◆ PROBLEM TO WORK ON ◆
Copy out each line that has "Parch" in it.

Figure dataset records

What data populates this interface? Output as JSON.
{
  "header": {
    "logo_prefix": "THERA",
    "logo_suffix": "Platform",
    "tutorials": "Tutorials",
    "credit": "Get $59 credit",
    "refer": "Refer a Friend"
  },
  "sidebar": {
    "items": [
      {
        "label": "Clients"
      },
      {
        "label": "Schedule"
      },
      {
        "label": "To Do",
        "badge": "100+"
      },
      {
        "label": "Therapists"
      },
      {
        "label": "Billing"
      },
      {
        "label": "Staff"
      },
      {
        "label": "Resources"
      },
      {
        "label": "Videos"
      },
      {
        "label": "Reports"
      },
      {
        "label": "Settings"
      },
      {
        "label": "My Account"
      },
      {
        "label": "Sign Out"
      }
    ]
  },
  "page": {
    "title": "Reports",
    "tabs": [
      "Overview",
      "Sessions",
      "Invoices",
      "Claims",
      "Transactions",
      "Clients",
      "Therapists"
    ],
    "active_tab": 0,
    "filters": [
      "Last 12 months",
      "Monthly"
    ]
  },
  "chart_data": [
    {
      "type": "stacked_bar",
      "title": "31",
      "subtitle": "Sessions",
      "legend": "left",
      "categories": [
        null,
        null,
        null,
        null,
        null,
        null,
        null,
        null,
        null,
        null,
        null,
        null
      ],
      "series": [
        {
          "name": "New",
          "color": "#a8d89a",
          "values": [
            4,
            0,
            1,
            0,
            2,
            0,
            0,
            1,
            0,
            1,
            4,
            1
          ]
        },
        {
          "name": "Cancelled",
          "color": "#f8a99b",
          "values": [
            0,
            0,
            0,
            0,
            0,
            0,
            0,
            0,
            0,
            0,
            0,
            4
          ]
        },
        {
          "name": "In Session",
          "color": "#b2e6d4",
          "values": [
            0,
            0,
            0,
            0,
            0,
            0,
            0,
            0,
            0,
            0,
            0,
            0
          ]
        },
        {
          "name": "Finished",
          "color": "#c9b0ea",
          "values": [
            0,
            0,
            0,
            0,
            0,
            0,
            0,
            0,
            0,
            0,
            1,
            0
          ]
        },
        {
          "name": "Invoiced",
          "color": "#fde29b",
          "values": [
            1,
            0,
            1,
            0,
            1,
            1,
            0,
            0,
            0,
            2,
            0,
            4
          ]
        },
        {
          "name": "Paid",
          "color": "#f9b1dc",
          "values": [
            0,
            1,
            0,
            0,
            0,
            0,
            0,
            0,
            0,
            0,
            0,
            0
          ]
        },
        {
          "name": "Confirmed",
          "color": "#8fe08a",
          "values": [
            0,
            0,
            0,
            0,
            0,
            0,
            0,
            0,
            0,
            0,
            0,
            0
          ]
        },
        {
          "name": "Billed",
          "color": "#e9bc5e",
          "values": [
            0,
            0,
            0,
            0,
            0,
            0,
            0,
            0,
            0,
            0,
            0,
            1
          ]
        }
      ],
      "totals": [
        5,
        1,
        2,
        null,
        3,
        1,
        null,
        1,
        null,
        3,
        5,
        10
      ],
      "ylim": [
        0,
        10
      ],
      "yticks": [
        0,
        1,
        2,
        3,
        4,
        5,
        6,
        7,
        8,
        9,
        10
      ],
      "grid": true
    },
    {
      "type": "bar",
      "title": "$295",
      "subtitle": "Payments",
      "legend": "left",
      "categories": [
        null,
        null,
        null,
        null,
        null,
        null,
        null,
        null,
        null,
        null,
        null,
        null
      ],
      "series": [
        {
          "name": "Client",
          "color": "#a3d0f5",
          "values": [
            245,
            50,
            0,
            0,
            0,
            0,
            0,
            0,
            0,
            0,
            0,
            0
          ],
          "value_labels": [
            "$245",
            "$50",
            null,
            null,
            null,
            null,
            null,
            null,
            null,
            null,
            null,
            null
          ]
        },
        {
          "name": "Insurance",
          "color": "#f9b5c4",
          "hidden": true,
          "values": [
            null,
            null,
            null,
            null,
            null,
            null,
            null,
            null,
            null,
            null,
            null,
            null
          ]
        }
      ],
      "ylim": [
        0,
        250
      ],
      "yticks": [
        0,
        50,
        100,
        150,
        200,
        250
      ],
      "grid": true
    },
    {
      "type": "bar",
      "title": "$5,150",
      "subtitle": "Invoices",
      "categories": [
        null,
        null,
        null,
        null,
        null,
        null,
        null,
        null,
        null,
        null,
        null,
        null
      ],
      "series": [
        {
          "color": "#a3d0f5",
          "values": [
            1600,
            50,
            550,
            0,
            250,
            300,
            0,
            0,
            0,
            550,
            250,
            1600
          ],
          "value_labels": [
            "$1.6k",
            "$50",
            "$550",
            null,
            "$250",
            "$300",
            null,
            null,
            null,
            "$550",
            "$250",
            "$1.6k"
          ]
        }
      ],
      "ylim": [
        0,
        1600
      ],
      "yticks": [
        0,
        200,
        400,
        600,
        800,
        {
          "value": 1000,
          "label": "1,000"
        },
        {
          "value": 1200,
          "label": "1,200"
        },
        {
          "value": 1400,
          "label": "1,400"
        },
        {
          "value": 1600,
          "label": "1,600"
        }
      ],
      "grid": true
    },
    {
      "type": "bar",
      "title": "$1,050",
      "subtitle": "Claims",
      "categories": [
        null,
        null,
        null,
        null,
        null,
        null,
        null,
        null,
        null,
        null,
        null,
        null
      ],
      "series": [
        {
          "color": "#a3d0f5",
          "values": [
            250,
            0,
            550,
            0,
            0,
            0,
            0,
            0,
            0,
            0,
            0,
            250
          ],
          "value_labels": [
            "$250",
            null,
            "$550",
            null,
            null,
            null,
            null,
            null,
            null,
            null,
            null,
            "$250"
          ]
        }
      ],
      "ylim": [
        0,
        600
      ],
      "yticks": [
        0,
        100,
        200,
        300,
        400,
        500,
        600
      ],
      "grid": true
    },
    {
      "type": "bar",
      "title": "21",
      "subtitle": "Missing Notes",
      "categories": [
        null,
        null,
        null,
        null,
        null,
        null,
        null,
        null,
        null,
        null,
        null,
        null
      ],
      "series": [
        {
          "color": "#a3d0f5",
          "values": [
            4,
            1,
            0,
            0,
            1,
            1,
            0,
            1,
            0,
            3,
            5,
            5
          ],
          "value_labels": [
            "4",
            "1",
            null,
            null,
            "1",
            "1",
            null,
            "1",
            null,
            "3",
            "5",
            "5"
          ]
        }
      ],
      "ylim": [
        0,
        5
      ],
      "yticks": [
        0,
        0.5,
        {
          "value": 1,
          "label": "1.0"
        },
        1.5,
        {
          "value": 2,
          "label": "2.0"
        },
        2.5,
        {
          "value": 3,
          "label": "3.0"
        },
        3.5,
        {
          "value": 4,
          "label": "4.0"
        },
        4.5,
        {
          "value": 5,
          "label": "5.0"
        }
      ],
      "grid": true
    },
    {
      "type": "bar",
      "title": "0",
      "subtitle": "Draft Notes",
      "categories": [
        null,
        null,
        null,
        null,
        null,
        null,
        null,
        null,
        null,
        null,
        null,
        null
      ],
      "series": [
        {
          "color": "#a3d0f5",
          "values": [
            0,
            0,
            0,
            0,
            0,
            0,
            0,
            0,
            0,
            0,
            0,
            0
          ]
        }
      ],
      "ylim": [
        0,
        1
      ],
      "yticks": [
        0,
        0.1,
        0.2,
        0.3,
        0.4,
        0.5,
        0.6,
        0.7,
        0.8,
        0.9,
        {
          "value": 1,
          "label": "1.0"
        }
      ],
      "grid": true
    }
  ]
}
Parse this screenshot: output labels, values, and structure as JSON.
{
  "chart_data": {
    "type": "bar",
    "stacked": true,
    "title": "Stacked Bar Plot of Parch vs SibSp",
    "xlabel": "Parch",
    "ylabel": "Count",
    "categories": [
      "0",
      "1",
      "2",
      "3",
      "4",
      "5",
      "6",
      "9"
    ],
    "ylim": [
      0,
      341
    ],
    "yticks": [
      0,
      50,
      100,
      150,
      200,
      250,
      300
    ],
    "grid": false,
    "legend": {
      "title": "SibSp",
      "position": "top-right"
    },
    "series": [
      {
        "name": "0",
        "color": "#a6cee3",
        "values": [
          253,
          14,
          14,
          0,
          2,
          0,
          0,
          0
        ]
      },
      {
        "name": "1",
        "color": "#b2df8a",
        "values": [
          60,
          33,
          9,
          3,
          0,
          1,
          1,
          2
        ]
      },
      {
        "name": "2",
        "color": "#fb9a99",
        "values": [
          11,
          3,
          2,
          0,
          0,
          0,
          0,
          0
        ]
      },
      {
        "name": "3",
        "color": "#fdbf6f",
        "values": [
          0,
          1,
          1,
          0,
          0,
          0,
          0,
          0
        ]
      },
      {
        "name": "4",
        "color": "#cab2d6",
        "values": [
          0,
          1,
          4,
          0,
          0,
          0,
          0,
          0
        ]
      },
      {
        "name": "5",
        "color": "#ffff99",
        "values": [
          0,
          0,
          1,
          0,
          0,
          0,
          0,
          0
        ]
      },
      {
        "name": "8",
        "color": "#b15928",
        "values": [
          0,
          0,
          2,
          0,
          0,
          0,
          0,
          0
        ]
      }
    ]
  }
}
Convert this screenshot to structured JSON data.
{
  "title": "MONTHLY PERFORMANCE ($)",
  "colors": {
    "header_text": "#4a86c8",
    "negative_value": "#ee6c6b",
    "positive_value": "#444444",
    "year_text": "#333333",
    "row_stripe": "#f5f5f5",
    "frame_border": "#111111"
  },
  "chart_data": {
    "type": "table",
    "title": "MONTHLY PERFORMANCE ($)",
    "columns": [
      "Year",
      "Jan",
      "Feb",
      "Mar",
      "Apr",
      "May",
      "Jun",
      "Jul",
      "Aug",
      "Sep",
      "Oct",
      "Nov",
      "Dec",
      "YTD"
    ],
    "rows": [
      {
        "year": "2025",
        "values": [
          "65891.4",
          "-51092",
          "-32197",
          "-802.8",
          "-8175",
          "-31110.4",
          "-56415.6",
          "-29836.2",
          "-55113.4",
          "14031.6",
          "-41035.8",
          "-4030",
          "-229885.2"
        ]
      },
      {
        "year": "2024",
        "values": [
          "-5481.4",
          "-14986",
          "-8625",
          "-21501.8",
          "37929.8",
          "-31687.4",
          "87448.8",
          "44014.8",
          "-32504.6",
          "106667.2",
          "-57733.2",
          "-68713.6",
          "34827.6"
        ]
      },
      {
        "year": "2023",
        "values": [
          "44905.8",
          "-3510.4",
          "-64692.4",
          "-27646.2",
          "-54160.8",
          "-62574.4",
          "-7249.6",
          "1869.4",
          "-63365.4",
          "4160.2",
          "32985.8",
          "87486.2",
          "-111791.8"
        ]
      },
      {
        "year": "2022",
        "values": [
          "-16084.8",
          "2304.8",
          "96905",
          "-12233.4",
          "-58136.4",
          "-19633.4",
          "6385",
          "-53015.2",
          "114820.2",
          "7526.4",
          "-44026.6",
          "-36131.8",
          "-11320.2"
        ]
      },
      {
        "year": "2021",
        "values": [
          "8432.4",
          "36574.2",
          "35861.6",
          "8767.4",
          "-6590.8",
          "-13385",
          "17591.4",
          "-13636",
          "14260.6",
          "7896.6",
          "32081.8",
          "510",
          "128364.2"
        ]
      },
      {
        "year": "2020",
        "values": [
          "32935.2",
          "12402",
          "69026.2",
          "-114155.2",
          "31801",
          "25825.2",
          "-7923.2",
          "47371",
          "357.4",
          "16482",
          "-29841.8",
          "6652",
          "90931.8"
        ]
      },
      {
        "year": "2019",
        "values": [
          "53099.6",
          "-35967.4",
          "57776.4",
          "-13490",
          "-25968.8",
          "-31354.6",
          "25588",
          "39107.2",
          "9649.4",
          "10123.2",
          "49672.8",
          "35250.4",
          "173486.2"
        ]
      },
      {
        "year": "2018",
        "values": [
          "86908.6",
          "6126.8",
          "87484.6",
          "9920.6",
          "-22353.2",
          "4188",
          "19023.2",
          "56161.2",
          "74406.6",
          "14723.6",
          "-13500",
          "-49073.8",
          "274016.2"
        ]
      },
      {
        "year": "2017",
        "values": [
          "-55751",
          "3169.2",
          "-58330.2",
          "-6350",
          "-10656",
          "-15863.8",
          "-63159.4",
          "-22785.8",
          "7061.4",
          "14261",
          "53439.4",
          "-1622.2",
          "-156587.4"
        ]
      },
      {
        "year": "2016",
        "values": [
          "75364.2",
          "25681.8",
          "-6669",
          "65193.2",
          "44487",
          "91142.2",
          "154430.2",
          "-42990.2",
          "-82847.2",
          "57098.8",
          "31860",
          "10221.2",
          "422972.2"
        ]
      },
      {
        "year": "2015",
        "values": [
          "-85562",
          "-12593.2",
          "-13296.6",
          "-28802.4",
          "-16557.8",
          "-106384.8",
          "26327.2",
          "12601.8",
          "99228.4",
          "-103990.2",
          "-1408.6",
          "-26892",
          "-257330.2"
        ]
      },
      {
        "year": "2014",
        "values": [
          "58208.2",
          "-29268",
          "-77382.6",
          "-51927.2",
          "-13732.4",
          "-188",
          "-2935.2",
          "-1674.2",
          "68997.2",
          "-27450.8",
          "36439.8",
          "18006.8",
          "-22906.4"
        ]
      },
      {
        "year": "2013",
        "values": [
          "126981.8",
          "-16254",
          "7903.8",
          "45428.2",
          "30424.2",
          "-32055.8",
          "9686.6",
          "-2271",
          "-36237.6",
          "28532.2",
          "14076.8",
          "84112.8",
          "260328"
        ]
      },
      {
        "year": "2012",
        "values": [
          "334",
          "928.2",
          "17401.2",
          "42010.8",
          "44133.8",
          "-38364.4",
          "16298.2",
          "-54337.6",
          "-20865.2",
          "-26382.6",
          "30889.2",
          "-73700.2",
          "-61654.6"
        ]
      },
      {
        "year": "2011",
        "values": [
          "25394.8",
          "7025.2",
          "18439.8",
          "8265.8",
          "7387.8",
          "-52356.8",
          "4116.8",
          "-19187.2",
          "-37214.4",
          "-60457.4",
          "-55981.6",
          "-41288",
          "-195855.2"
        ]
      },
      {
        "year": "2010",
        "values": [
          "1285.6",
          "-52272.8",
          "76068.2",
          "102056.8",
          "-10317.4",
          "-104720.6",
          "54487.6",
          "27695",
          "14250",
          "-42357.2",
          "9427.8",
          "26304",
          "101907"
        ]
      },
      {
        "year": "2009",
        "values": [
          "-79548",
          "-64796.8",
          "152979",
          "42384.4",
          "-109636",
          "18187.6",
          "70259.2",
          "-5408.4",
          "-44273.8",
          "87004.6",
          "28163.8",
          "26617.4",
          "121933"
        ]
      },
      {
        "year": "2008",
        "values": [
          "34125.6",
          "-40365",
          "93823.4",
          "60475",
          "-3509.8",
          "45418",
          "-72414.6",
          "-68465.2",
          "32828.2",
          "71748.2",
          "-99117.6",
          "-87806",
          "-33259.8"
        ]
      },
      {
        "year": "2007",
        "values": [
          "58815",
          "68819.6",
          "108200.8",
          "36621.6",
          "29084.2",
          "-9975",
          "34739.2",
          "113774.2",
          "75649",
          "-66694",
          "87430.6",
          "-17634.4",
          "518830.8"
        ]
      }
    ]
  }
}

◆ SOLUTION FOR THIS EXERCISE ◆
    "title": "Stacked Bar Plot of Parch vs SibSp",
    "xlabel": "Parch",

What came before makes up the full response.